WHAT YOU NEED TO DO: Provide an exact copy of the data, excluding the images.

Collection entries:
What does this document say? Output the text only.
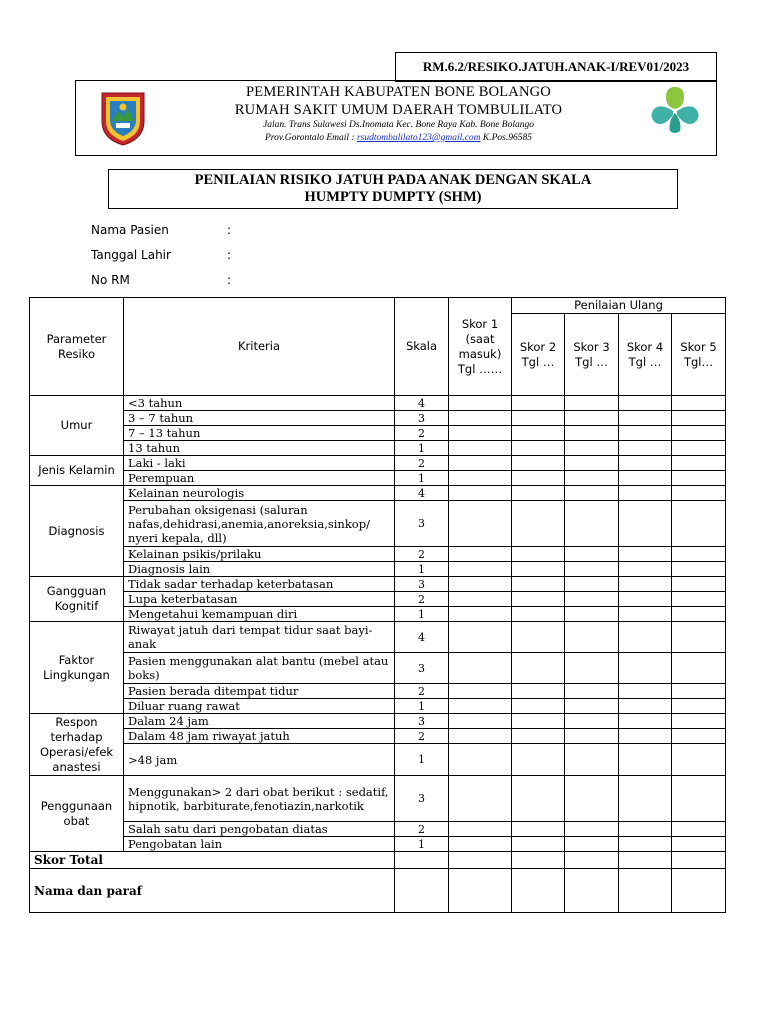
RM.6.2/RESIKO.JATUH.ANAK-I/REV01/2023
PEMERINTAH KABUPATEN BONE BOLANGO
RUMAH SAKIT UMUM DAERAH TOMBULILATO
Jalan. Trans Sulawesi Ds.Inomata Kec. Bone Raya Kab. Bone Bolango
Prov.Gorontalo Email : rsudtombulilato123@gmail.com K.Pos.96585
PENILAIAN RISIKO JATUH PADA ANAK DENGAN SKALA
HUMPTY DUMPTY (SHM)
Nama Pasien	:
Tanggal Lahir	:
No RM	:
Parameter Resiko	Kriteria	Skala	Skor 1 (saat masuk) Tgl ……	Penilaian Ulang			
				Skor 2 Tgl …	Skor 3 Tgl …	Skor 4 Tgl …	Skor 5 Tgl…
Umur	<3 tahun	4					
	3 – 7 tahun	3					
	7 – 13 tahun	2					
	13 tahun	1					
Jenis Kelamin	Laki - laki	2					
	Perempuan	1					
Diagnosis	Kelainan neurologis	4					
	Perubahan oksigenasi (saluran nafas,dehidrasi,anemia,anoreksia,sinkop/ nyeri kepala, dll)	3					
	Kelainan psikis/prilaku	2					
	Diagnosis lain	1					
Gangguan Kognitif	Tidak sadar terhadap keterbatasan	3					
	Lupa keterbatasan	2					
	Mengetahui kemampuan diri	1					
Faktor Lingkungan	Riwayat jatuh dari tempat tidur saat bayi-anak	4					
	Pasien menggunakan alat bantu (mebel atau boks)	3					
	Pasien berada ditempat tidur	2					
	Diluar ruang rawat	1					
Respon terhadap Operasi/efek anastesi	Dalam 24 jam	3					
	Dalam 48 jam riwayat jatuh	2					
	>48 jam	1					
Penggunaan obat	Menggunakan> 2 dari obat berikut : sedatif, hipnotik, barbiturate,fenotiazin,narkotik	3					
	Salah satu dari pengobatan diatas	2					
	Pengobatan lain	1					
Skor Total							
Nama dan paraf							
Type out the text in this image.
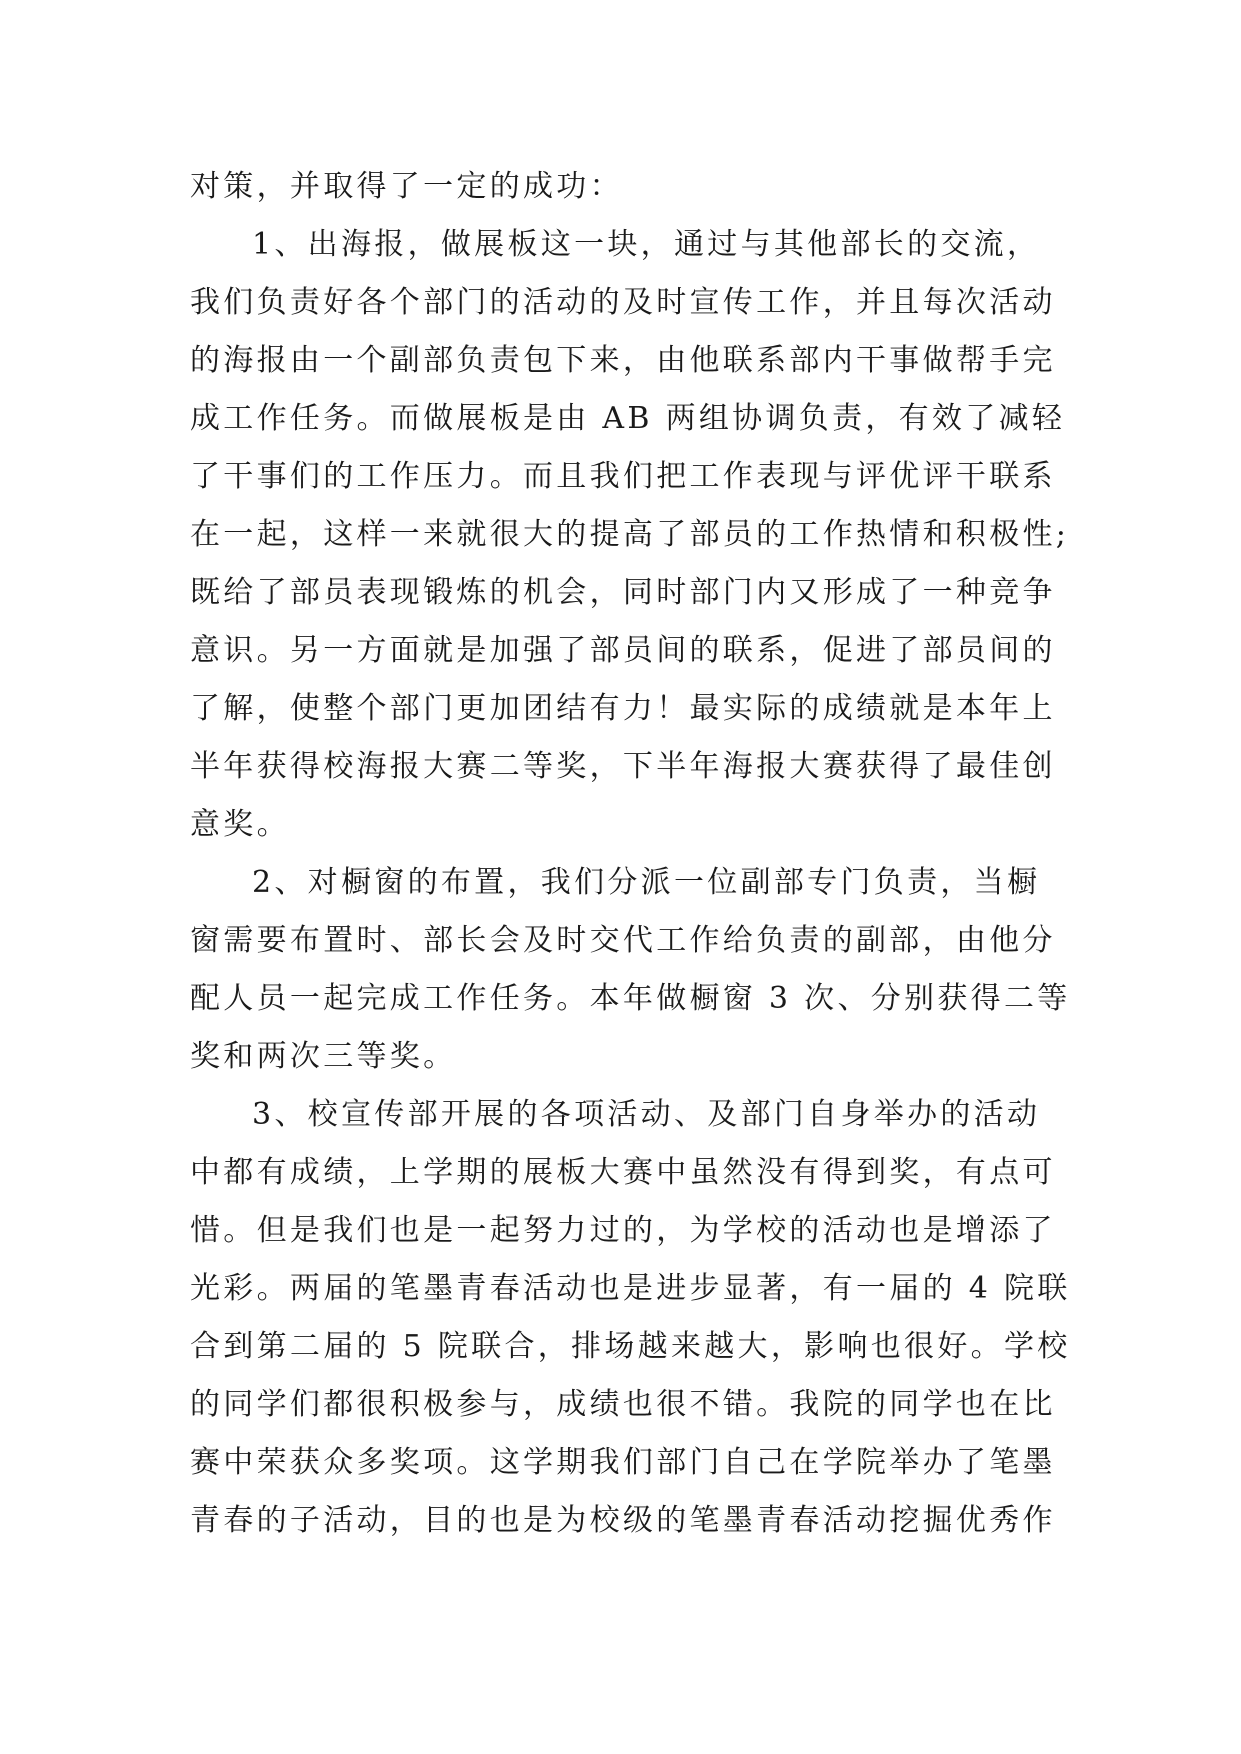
对策，并取得了一定的成功：
1、出海报，做展板这一块，通过与其他部长的交流，
我们负责好各个部门的活动的及时宣传工作，并且每次活动
的海报由一个副部负责包下来，由他联系部内干事做帮手完
成工作任务。而做展板是由 AB 两组协调负责，有效了减轻
了干事们的工作压力。而且我们把工作表现与评优评干联系
在一起，这样一来就很大的提高了部员的工作热情和积极性;
既给了部员表现锻炼的机会，同时部门内又形成了一种竞争
意识。另一方面就是加强了部员间的联系，促进了部员间的
了解，使整个部门更加团结有力！最实际的成绩就是本年上
半年获得校海报大赛二等奖，下半年海报大赛获得了最佳创
意奖。
2、对橱窗的布置，我们分派一位副部专门负责，当橱
窗需要布置时、部长会及时交代工作给负责的副部，由他分
配人员一起完成工作任务。本年做橱窗 3 次、分别获得二等
奖和两次三等奖。
3、校宣传部开展的各项活动、及部门自身举办的活动
中都有成绩，上学期的展板大赛中虽然没有得到奖，有点可
惜。但是我们也是一起努力过的，为学校的活动也是增添了
光彩。两届的笔墨青春活动也是进步显著，有一届的 4 院联
合到第二届的 5 院联合，排场越来越大，影响也很好。学校
的同学们都很积极参与，成绩也很不错。我院的同学也在比
赛中荣获众多奖项。这学期我们部门自己在学院举办了笔墨
青春的子活动，目的也是为校级的笔墨青春活动挖掘优秀作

PROBLEM SOLUTION:
What does this document say? Output the text only.
RM.6.2/RESIKO.JATUH.ANAK-I/REV01/2023
PEMERINTAH KABUPATEN BONE BOLANGO
RUMAH SAKIT UMUM DAERAH TOMBULILATO
Jalan. Trans Sulawesi Ds.Inomata Kec. Bone Raya Kab. Bone Bolango
Prov.Gorontalo Email : rsudtombulilato123@gmail.com K.Pos.96585
PENILAIAN RISIKO JATUH PADA ANAK DENGAN SKALA
HUMPTY DUMPTY (SHM)
Nama Pasien	:
Tanggal Lahir	:
No RM	:
Parameter Resiko	Kriteria	Skala	Skor 1 (saat masuk) Tgl ……	Penilaian Ulang			
				Skor 2 Tgl …	Skor 3 Tgl …	Skor 4 Tgl …	Skor 5 Tgl…
Umur	<3 tahun	4					
	3 – 7 tahun	3					
	7 – 13 tahun	2					
	13 tahun	1					
Jenis Kelamin	Laki - laki	2					
	Perempuan	1					
Diagnosis	Kelainan neurologis	4					
	Perubahan oksigenasi (saluran nafas,dehidrasi,anemia,anoreksia,sinkop/ nyeri kepala, dll)	3					
	Kelainan psikis/prilaku	2					
	Diagnosis lain	1					
Gangguan Kognitif	Tidak sadar terhadap keterbatasan	3					
	Lupa keterbatasan	2					
	Mengetahui kemampuan diri	1					
Faktor Lingkungan	Riwayat jatuh dari tempat tidur saat bayi-anak	4					
	Pasien menggunakan alat bantu (mebel atau boks)	3					
	Pasien berada ditempat tidur	2					
	Diluar ruang rawat	1					
Respon terhadap Operasi/efek anastesi	Dalam 24 jam	3					
	Dalam 48 jam riwayat jatuh	2					
	>48 jam	1					
Penggunaan obat	Menggunakan> 2 dari obat berikut : sedatif, hipnotik, barbiturate,fenotiazin,narkotik	3					
	Salah satu dari pengobatan diatas	2					
	Pengobatan lain	1					
Skor Total							
Nama dan paraf							
Type out the text in this image.
对策，并取得了一定的成功：
1、出海报，做展板这一块，通过与其他部长的交流，
我们负责好各个部门的活动的及时宣传工作，并且每次活动
的海报由一个副部负责包下来，由他联系部内干事做帮手完
成工作任务。而做展板是由 AB 两组协调负责，有效了减轻
了干事们的工作压力。而且我们把工作表现与评优评干联系
在一起，这样一来就很大的提高了部员的工作热情和积极性;
既给了部员表现锻炼的机会，同时部门内又形成了一种竞争
意识。另一方面就是加强了部员间的联系，促进了部员间的
了解，使整个部门更加团结有力！最实际的成绩就是本年上
半年获得校海报大赛二等奖，下半年海报大赛获得了最佳创
意奖。
2、对橱窗的布置，我们分派一位副部专门负责，当橱
窗需要布置时、部长会及时交代工作给负责的副部，由他分
配人员一起完成工作任务。本年做橱窗 3 次、分别获得二等
奖和两次三等奖。
3、校宣传部开展的各项活动、及部门自身举办的活动
中都有成绩，上学期的展板大赛中虽然没有得到奖，有点可
惜。但是我们也是一起努力过的，为学校的活动也是增添了
光彩。两届的笔墨青春活动也是进步显著，有一届的 4 院联
合到第二届的 5 院联合，排场越来越大，影响也很好。学校
的同学们都很积极参与，成绩也很不错。我院的同学也在比
赛中荣获众多奖项。这学期我们部门自己在学院举办了笔墨
青春的子活动，目的也是为校级的笔墨青春活动挖掘优秀作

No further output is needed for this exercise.